Do this ▸ Check each line of the data below for the word "JSON", then extract the ones that have it.

□ □ □ □ □

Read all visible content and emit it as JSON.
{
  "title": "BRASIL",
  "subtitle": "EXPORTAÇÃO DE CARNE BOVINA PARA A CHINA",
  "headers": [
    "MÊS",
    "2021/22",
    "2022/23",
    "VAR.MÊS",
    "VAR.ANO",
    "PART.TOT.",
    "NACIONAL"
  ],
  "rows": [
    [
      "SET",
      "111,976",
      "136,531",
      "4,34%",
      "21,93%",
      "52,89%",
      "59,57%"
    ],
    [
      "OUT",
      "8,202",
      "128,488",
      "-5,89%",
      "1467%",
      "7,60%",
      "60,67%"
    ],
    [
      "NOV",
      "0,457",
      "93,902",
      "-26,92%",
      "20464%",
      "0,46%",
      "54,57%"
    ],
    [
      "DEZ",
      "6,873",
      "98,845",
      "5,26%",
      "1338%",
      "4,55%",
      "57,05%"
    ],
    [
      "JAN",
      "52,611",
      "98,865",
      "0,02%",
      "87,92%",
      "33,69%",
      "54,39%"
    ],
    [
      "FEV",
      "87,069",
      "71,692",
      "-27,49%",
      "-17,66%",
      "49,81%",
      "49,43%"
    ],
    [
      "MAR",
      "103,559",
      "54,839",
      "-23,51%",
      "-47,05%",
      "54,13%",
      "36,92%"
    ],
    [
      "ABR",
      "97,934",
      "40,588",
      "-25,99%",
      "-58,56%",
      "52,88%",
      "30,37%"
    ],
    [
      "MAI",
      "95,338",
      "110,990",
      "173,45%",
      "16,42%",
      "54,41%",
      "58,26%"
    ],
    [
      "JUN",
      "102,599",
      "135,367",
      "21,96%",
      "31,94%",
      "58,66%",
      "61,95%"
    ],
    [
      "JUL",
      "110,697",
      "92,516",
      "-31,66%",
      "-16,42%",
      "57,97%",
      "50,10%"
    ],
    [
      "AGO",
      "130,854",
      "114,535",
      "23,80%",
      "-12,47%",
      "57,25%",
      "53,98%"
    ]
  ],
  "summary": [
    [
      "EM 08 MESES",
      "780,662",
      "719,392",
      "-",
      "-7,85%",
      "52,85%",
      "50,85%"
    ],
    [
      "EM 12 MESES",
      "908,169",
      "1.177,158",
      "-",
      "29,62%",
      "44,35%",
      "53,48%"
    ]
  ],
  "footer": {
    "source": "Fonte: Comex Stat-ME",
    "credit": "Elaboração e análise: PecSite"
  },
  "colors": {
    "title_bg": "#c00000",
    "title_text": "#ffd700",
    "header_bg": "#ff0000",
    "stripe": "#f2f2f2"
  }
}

□ □ □ □ □

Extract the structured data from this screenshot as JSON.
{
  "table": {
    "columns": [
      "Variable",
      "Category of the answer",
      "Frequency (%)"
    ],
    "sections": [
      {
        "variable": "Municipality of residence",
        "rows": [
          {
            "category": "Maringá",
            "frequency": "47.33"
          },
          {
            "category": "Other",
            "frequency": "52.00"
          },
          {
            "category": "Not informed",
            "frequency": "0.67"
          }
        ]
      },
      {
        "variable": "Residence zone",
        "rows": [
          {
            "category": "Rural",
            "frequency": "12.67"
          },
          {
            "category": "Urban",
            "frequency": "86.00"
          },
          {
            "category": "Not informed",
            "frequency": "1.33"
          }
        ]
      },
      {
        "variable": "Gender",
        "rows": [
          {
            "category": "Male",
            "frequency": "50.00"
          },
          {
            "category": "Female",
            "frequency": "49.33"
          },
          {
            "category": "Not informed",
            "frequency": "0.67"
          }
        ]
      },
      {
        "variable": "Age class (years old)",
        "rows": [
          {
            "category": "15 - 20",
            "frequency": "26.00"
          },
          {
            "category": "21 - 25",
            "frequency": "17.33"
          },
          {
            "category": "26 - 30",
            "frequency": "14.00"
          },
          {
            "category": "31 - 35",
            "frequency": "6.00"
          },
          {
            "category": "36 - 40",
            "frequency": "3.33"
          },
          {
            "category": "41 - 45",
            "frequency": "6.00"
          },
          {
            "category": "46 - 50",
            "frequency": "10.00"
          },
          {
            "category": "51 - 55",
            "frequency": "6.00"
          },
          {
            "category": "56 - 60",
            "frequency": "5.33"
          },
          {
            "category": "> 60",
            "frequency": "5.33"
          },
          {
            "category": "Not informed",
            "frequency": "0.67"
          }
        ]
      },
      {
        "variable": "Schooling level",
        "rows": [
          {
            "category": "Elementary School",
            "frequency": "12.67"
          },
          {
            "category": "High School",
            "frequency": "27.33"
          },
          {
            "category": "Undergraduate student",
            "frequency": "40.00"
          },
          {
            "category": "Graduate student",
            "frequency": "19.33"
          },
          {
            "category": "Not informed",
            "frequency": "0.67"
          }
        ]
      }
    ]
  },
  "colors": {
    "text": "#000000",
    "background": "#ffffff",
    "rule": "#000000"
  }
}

□ □ □ □ □

Answer to the task ▸
Read all visible content and emit it as JSON.
Extract the structured data from this screenshot as JSON.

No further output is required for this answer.